» **Supplied data**
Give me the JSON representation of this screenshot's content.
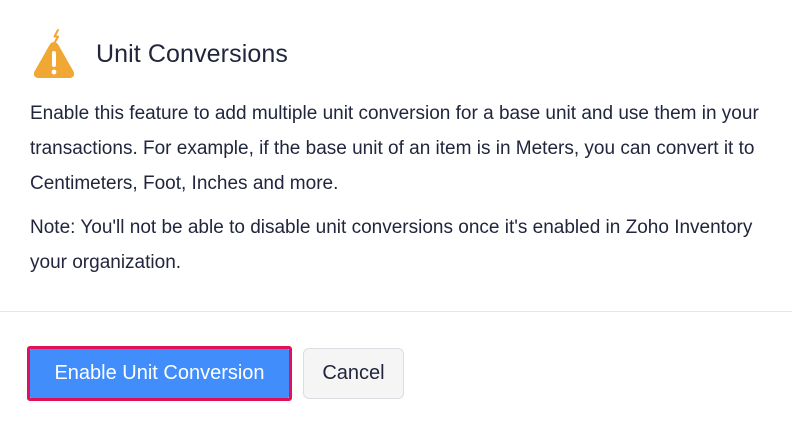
{
  "dialog": {
    "icon": "warning-icon",
    "title": "Unit Conversions",
    "description": "Enable this feature to add multiple unit conversion for a base unit and use them in your transactions. For example, if the base unit of an item is in Meters, you can convert it to Centimeters, Foot, Inches and more.",
    "note": "Note: You'll not be able to disable unit conversions once it's enabled in Zoho Inventory your organization."
  },
  "actions": {
    "enable_label": "Enable Unit Conversion",
    "cancel_label": "Cancel"
  },
  "colors": {
    "primary": "#408dfb",
    "highlight_border": "#e0105a",
    "warning_icon": "#f0a733",
    "text": "#21263c"
  }
}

» **What this task involves**
Write out the listing above again, exactly, but with no pictures in the copy.

» **Final result**
Give me the JSON representation of this screenshot's content.
{
  "dialog": {
    "icon": "warning-icon",
    "title": "Unit Conversions",
    "description": "Enable this feature to add multiple unit conversion for a base unit and use them in your transactions. For example, if the base unit of an item is in Meters, you can convert it to Centimeters, Foot, Inches and more.",
    "note": "Note: You'll not be able to disable unit conversions once it's enabled in Zoho Inventory your organization."
  },
  "actions": {
    "enable_label": "Enable Unit Conversion",
    "cancel_label": "Cancel"
  },
  "colors": {
    "primary": "#408dfb",
    "highlight_border": "#e0105a",
    "warning_icon": "#f0a733",
    "text": "#21263c"
  }
}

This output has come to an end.